(Layout annotation data)
- - -
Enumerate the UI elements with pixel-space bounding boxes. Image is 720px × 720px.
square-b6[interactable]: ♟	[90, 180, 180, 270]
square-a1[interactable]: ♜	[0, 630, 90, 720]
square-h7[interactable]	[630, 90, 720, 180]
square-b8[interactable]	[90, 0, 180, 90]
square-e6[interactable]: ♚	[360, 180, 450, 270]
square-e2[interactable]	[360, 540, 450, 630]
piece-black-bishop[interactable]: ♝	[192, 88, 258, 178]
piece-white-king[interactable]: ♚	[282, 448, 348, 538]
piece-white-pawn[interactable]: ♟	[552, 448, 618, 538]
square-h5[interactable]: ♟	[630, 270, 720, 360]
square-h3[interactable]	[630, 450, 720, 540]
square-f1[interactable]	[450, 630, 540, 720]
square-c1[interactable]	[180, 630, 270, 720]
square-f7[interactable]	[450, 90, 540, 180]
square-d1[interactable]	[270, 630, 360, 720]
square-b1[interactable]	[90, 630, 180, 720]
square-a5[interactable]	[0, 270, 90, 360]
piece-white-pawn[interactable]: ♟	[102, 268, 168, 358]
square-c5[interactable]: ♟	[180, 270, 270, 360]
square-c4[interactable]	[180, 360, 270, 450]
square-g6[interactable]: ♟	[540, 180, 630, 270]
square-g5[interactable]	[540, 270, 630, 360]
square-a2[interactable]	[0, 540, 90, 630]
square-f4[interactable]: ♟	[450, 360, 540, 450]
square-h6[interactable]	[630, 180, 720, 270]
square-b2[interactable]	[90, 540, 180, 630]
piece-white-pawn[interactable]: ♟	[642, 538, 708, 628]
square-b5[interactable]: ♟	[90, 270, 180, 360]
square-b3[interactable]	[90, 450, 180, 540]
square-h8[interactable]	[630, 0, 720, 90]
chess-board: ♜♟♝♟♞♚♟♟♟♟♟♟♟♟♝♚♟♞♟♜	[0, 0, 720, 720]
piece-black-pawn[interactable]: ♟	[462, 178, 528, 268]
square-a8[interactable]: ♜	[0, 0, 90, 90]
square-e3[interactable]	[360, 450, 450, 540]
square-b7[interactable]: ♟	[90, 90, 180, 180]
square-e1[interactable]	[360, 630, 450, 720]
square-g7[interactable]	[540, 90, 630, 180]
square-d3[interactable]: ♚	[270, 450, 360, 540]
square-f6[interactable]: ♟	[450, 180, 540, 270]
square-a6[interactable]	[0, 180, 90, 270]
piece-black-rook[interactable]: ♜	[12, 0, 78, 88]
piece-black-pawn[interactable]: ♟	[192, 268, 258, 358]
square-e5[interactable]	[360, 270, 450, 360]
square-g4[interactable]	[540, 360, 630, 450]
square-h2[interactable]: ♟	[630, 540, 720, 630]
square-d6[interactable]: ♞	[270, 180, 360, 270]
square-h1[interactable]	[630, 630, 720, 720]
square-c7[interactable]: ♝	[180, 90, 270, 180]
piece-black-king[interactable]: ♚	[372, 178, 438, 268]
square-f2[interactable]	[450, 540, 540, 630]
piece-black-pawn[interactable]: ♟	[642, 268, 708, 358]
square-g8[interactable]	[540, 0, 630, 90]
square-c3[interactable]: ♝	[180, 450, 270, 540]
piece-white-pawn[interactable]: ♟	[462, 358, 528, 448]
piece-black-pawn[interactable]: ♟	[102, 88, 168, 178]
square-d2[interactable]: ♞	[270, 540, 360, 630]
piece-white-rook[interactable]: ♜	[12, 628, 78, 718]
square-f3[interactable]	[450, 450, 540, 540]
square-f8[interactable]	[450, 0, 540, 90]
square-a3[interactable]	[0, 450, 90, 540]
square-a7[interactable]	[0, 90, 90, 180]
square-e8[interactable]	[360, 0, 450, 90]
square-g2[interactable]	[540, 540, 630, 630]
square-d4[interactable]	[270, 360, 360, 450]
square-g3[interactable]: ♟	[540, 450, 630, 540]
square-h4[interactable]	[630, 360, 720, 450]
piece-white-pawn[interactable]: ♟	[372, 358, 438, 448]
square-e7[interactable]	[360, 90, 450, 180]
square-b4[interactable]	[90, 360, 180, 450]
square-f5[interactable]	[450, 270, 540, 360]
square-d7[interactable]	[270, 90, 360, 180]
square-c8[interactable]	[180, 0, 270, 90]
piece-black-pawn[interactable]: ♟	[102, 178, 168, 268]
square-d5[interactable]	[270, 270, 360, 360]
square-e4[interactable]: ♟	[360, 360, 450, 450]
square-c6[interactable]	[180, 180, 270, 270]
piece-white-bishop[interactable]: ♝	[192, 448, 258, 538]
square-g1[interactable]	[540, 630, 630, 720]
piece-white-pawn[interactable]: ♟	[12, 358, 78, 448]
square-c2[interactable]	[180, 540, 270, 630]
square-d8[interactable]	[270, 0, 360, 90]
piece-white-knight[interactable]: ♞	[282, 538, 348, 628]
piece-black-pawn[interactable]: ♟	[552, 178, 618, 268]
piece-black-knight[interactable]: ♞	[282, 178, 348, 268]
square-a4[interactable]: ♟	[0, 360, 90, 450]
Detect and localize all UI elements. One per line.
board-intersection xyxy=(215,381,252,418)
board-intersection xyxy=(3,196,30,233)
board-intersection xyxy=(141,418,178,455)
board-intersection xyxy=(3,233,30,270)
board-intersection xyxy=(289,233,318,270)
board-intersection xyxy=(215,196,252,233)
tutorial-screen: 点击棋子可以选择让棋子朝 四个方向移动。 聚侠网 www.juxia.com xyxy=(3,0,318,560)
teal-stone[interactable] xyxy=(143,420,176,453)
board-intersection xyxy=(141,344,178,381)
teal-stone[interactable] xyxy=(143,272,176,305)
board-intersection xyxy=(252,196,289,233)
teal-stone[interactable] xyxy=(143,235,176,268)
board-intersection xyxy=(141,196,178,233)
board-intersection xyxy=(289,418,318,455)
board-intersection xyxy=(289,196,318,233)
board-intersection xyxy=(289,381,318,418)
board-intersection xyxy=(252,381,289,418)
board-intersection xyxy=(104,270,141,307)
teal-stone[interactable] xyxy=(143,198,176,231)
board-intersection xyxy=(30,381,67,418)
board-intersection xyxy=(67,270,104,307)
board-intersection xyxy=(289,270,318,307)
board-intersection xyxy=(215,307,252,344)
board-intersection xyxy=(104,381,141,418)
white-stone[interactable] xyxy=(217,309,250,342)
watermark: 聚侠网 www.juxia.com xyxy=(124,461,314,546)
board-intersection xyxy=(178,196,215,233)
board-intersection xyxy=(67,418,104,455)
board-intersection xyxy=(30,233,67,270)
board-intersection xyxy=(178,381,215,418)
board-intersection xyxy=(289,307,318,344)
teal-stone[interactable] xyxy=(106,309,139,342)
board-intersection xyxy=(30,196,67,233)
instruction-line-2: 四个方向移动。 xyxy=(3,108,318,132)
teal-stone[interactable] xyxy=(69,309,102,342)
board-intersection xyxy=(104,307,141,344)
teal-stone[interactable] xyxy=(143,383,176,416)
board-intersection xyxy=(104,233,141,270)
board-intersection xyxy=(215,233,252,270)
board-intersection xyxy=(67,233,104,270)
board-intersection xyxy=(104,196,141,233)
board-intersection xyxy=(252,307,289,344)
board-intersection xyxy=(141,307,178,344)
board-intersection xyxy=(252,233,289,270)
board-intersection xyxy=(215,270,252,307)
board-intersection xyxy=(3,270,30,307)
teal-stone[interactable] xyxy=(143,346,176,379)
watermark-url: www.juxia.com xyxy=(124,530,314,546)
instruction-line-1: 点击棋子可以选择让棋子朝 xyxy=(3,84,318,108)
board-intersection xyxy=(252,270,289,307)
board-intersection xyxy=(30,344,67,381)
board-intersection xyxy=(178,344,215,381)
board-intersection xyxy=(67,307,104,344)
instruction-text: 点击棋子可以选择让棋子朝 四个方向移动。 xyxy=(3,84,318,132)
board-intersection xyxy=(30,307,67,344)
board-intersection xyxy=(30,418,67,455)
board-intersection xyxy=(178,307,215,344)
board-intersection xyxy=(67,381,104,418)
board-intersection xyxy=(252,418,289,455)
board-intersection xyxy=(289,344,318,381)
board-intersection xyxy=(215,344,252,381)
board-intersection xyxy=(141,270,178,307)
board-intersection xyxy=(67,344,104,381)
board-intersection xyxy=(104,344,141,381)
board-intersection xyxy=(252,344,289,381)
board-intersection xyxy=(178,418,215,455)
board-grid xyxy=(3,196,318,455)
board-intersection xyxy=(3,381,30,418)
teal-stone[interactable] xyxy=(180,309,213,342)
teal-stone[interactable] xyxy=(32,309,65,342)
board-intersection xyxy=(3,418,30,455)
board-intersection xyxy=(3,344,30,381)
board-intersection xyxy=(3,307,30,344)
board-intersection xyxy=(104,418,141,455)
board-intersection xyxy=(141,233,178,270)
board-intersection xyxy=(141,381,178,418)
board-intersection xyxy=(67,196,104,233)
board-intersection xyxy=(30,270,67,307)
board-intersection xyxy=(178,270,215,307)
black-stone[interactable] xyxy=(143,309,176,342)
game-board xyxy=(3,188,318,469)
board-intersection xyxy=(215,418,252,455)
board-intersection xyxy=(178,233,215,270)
- - -
TASK TO COMPLETE:
Count the lines in the records above that contain the string "elements", and reply with the number alone.

CORRECT OUTPUT:
2